Gather all lines in the entries below that include the word "diğer".

>> Begin Extracted material

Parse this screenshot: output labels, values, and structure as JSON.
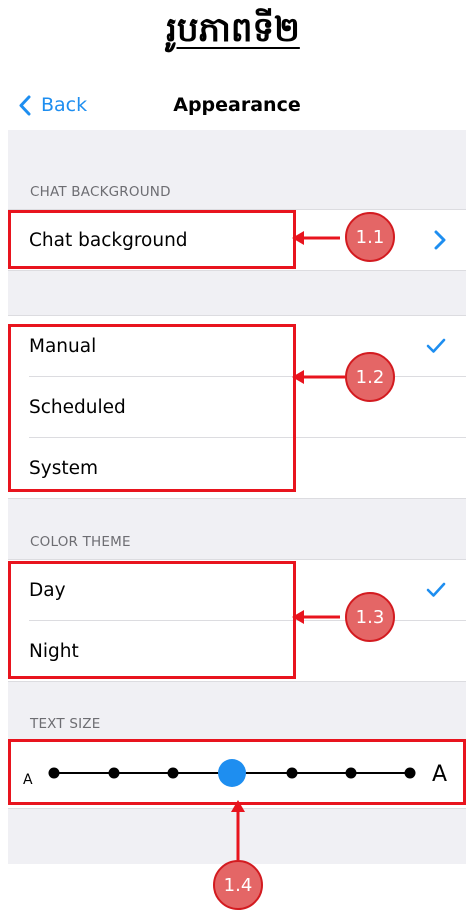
{
  "page_title": "រូបភាពទី២",
  "navbar": {
    "back_label": "Back",
    "title": "Appearance"
  },
  "chat_background": {
    "header": "CHAT BACKGROUND",
    "row_label": "Chat background"
  },
  "night_mode": {
    "options": [
      "Manual",
      "Scheduled",
      "System"
    ],
    "selected": "Manual"
  },
  "color_theme": {
    "header": "COLOR THEME",
    "options": [
      "Day",
      "Night"
    ],
    "selected": "Day"
  },
  "text_size": {
    "header": "TEXT SIZE",
    "small_label": "A",
    "large_label": "A",
    "steps": 7,
    "selected_step": 4
  },
  "annotations": [
    "1.1",
    "1.2",
    "1.3",
    "1.4"
  ],
  "colors": {
    "accent": "#1e8ef0",
    "callout": "#e8141e",
    "badge": "#e46666"
  },
  "icons": [
    "chevron-left-icon",
    "chevron-right-icon",
    "checkmark-icon"
  ]
}
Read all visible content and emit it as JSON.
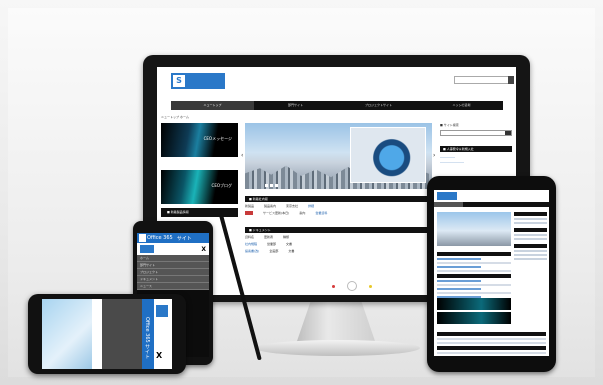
{
  "desktop": {
    "nav": [
      "ニュートップ",
      "部門サイト",
      "プロジェクトサイト",
      "ニッシの道場"
    ],
    "breadcrumb": "ニュートップ ホーム",
    "tiles": [
      "CEOメッセージ",
      "CEOブログ"
    ],
    "tile_caption": "■ 新着製品情報",
    "search_label": "■ サイト検索",
    "right_section": "■ 人事発令＆新規入社",
    "panel_news": "■ 新着社内報",
    "panel_docs": "■ ドキュメント",
    "news_rows": [
      {
        "a": "新製品",
        "b": "製品案内",
        "c": "東京支社",
        "d": "詳細"
      },
      {
        "a": "発売",
        "b": "サービス更新(本日)",
        "c": "案内",
        "d": "営業資料"
      }
    ],
    "doc_rows": [
      {
        "a": "資料名",
        "b": "更新者",
        "c": "種類"
      },
      {
        "a": "社内規程",
        "b": "営業部",
        "c": "文書"
      },
      {
        "a": "提案書(改)",
        "b": "企画部",
        "c": "文書"
      }
    ],
    "dock_colors": [
      "#d63b3b",
      "#e8c92a"
    ]
  },
  "phone": {
    "app_tabs": [
      "Office 365",
      "サイト"
    ],
    "close_glyph": "X",
    "menu": [
      "ホーム",
      "部門サイト",
      "プロジェクト",
      "ドキュメント",
      "ニュース"
    ]
  },
  "landscape_phone": {
    "app_label": "Office 365 サイト",
    "close_glyph": "X"
  }
}
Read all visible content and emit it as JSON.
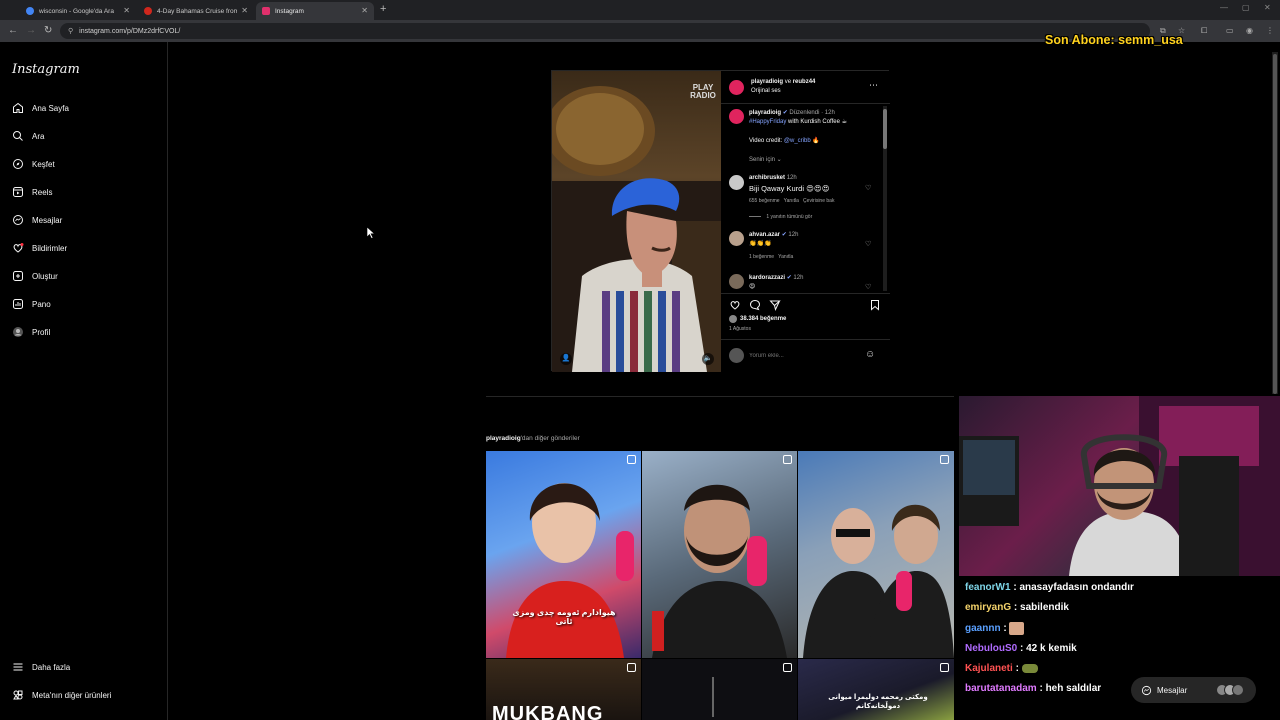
{
  "browser": {
    "tabs": [
      {
        "label": "wisconsin - Google'da Ara",
        "favicon_color": "#4285f4"
      },
      {
        "label": "4-Day Bahamas Cruise from Mi",
        "favicon_color": "#d0271d"
      },
      {
        "label": "Instagram",
        "favicon_color": "#e1306c"
      }
    ],
    "url": "instagram.com/p/DMz2drfCVOL/"
  },
  "overlay": {
    "subscriber": "Son Abone: semm_usa"
  },
  "sidebar": {
    "logo": "Instagram",
    "items": [
      {
        "label": "Ana Sayfa",
        "icon": "home-icon"
      },
      {
        "label": "Ara",
        "icon": "search-icon"
      },
      {
        "label": "Keşfet",
        "icon": "compass-icon"
      },
      {
        "label": "Reels",
        "icon": "reels-icon"
      },
      {
        "label": "Mesajlar",
        "icon": "messenger-icon"
      },
      {
        "label": "Bildirimler",
        "icon": "heart-icon"
      },
      {
        "label": "Oluştur",
        "icon": "plus-icon"
      },
      {
        "label": "Pano",
        "icon": "dashboard-icon"
      },
      {
        "label": "Profil",
        "icon": "profile-icon"
      }
    ],
    "more": "Daha fazla",
    "meta": "Meta'nın diğer ürünleri"
  },
  "post": {
    "video_brand": "PLAY RADIO",
    "header_user": "playradioig",
    "header_and": "ve",
    "header_user2": "reubz44",
    "audio": "Orijinal ses",
    "caption": {
      "user": "playradioig",
      "edited": "Düzenlendi",
      "time": "12h",
      "hashtag": "#HappyFriday",
      "text": "with Kurdish Coffee ☕",
      "credit_label": "Video credit:",
      "credit_user": "@w_cribb",
      "credit_emoji": "🔥",
      "for_you": "Senin için ⌄"
    },
    "comments": [
      {
        "user": "archibrusket",
        "time": "12h",
        "text": "Biji Qaway Kurdi 😍😍😍",
        "likes": "655 beğenme",
        "reply": "Yanıtla",
        "translate": "Çevirisine bak",
        "view_replies": "1 yanıtın tümünü gör"
      },
      {
        "user": "ahvan.azar",
        "time": "12h",
        "text": "👏👏👏",
        "likes": "1 beğenme",
        "reply": "Yanıtla"
      },
      {
        "user": "kardorazzazi",
        "time": "12h",
        "text": "😍"
      }
    ],
    "likes_count": "38.384 beğenme",
    "date": "1 Ağustos",
    "comment_placeholder": "Yorum ekle..."
  },
  "more_posts": {
    "user": "playradioig",
    "suffix": "'dan diğer gönderiler",
    "caption_1": "هيوادارم ئەومە چدی ومزی ئاتی",
    "caption_5": "MUKBANG",
    "caption_6": "ومکتی رمحمه دوليمرا میوانی دموڵخانەکانم"
  },
  "chat": [
    {
      "user": "feanorW1",
      "color": "#7fd6e8",
      "text": ": anasayfadasın ondandır"
    },
    {
      "user": "emiryanG",
      "color": "#f4d36b",
      "text": ": sabilendik"
    },
    {
      "user": "gaannn",
      "color": "#5aa0ff",
      "text": ":"
    },
    {
      "user": "NebulouS0",
      "color": "#b06bff",
      "text": ": 42 k kemik"
    },
    {
      "user": "Kajulaneti",
      "color": "#ff5252",
      "text": ":"
    },
    {
      "user": "barutatanadam",
      "color": "#e07bff",
      "text": ": heh saldılar"
    }
  ],
  "messages_bar": {
    "label": "Mesajlar"
  }
}
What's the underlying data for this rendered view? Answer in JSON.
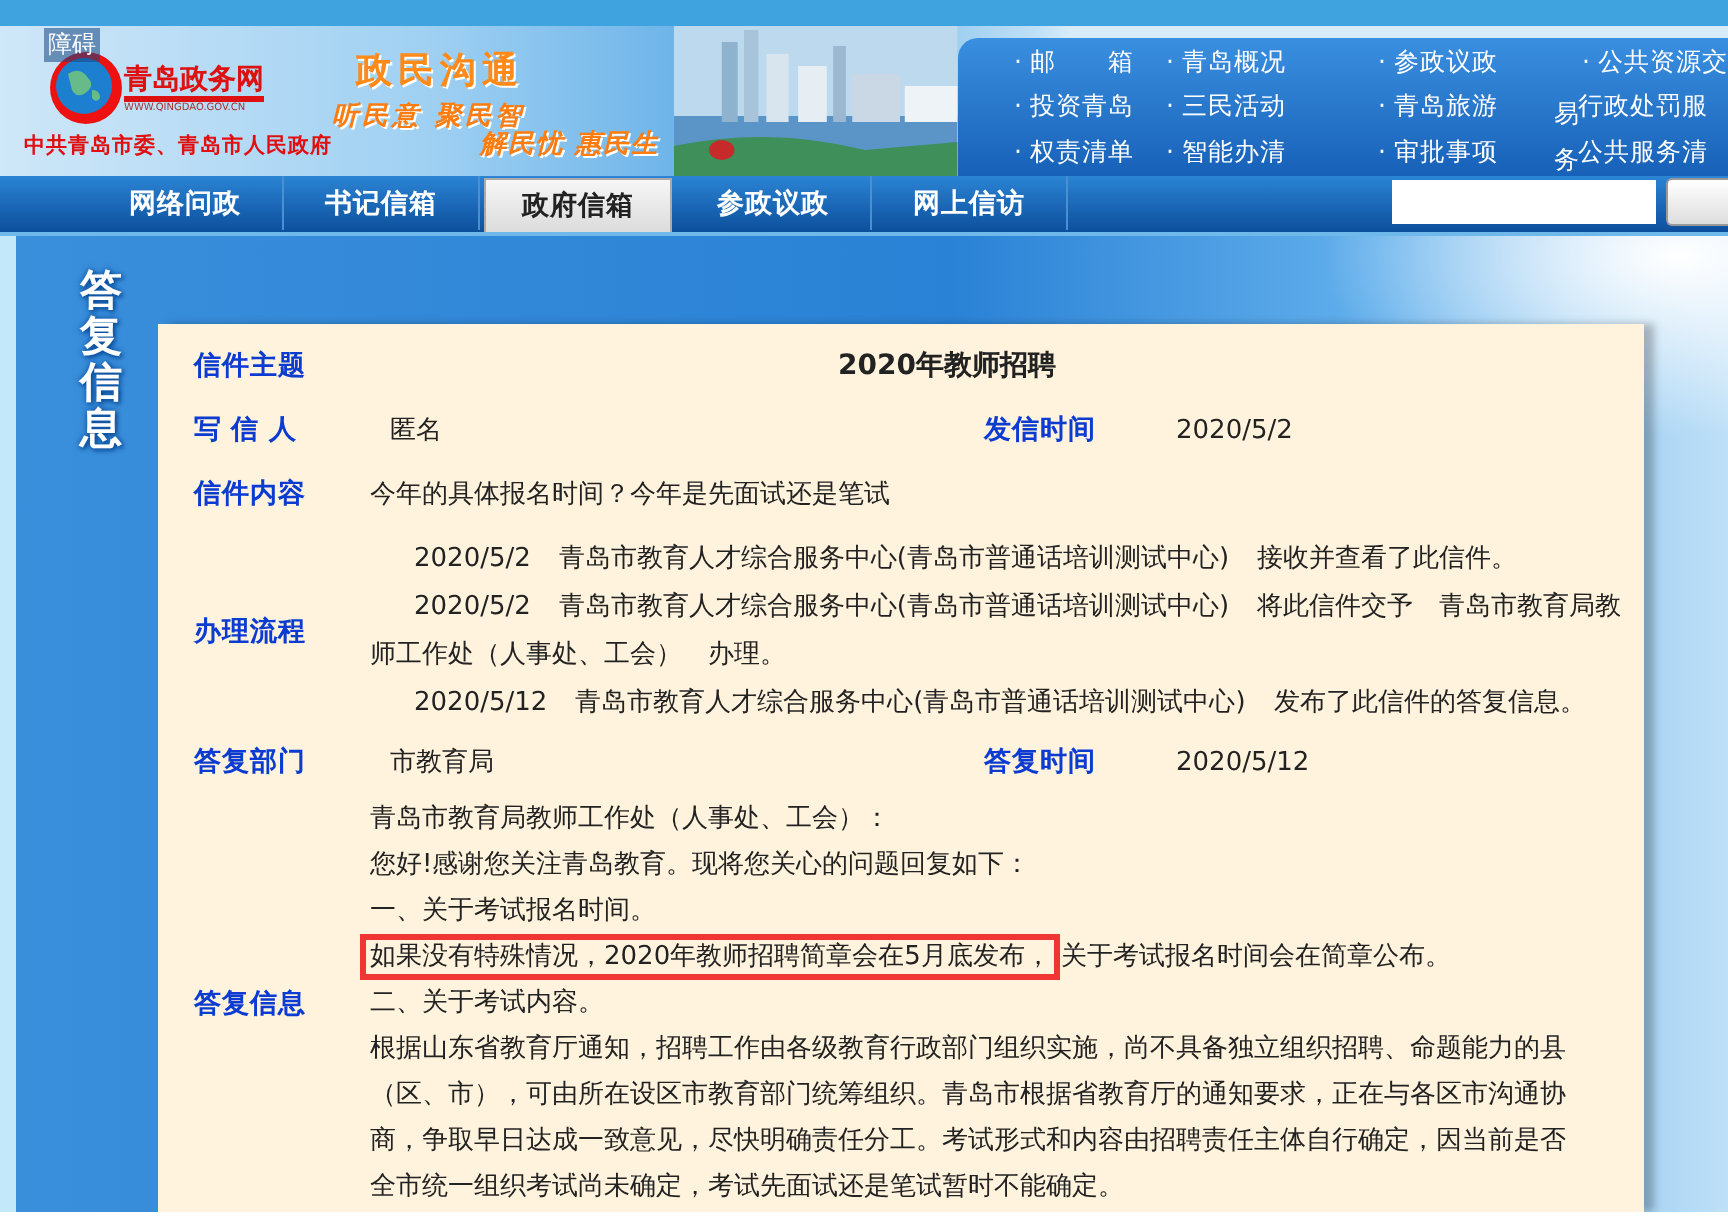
{
  "header": {
    "accessibility_link": "障碍",
    "logo": {
      "name": "青岛政务网",
      "url": "WWW.QINGDAO.GOV.CN",
      "org": "中共青岛市委、青岛市人民政府"
    },
    "slogan": {
      "title": "政民沟通",
      "line_1": "听民意 聚民智",
      "line_2": "解民忧 惠民生"
    },
    "quick_links": [
      {
        "text": "· 邮　　箱"
      },
      {
        "text": "· 青岛概况"
      },
      {
        "text": "· 参政议政"
      },
      {
        "text": "· 公共资源交"
      },
      {
        "text": "· 投资青岛"
      },
      {
        "text": "· 三民活动"
      },
      {
        "text": "· 青岛旅游"
      },
      {
        "text": "行政处罚服",
        "wrap": "易"
      },
      {
        "text": "· 权责清单"
      },
      {
        "text": "· 智能办清"
      },
      {
        "text": "· 审批事项"
      },
      {
        "text": "公共服务清",
        "wrap": "务"
      }
    ]
  },
  "nav": {
    "tabs": [
      {
        "label": "网络问政",
        "selected": false
      },
      {
        "label": "书记信箱",
        "selected": false
      },
      {
        "label": "政府信箱",
        "selected": true
      },
      {
        "label": "参政议政",
        "selected": false
      },
      {
        "label": "网上信访",
        "selected": false
      }
    ]
  },
  "section_title": "答复信息",
  "letter": {
    "subject_label": "信件主题",
    "subject": "2020年教师招聘",
    "sender_label": "写 信 人",
    "sender": "匿名",
    "sent_label": "发信时间",
    "sent": "2020/5/2",
    "content_label": "信件内容",
    "content": "今年的具体报名时间？今年是先面试还是笔试",
    "process_label": "办理流程",
    "process": [
      {
        "date": "2020/5/2",
        "handler": "青岛市教育人才综合服务中心(青岛市普通话培训测试中心)",
        "action": "接收并查看了此信件。"
      },
      {
        "date": "2020/5/2",
        "handler": "青岛市教育人才综合服务中心(青岛市普通话培训测试中心)",
        "action": "将此信件交予　青岛市教育局教师工作处（人事处、工会）　办理。"
      },
      {
        "date": "2020/5/12",
        "handler": "青岛市教育人才综合服务中心(青岛市普通话培训测试中心)",
        "action": "发布了此信件的答复信息。"
      }
    ],
    "dept_label": "答复部门",
    "dept": "市教育局",
    "reply_time_label": "答复时间",
    "reply_time": "2020/5/12",
    "reply_label": "答复信息",
    "reply": [
      [
        {
          "text": "青岛市教育局教师工作处（人事处、工会）：",
          "highlighted": false
        }
      ],
      [
        {
          "text": "您好!感谢您关注青岛教育。现将您关心的问题回复如下：",
          "highlighted": false
        }
      ],
      [
        {
          "text": "一、关于考试报名时间。",
          "highlighted": false
        }
      ],
      [
        {
          "text": "如果没有特殊情况，2020年教师招聘简章会在5月底发布，",
          "highlighted": true
        },
        {
          "text": "关于考试报名时间会在简章公布。",
          "highlighted": false
        }
      ],
      [
        {
          "text": "二、关于考试内容。",
          "highlighted": false
        }
      ],
      [
        {
          "text": "根据山东省教育厅通知，招聘工作由各级教育行政部门组织实施，尚不具备独立组织招聘、命题能力的县（区、市），可由所在设区市教育部门统筹组织。青岛市根据省教育厅的通知要求，正在与各区市沟通协商，争取早日达成一致意见，尽快明确责任分工。考试形式和内容由招聘责任主体自行确定，因当前是否全市统一组织考试尚未确定，考试先面试还是笔试暂时不能确定。",
          "highlighted": false
        }
      ]
    ]
  }
}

>> End Extracted material

§ Full answer
    "meta": "Meta'nın diğer ürünleri"
    "suffix": "'dan diğer gönderiler",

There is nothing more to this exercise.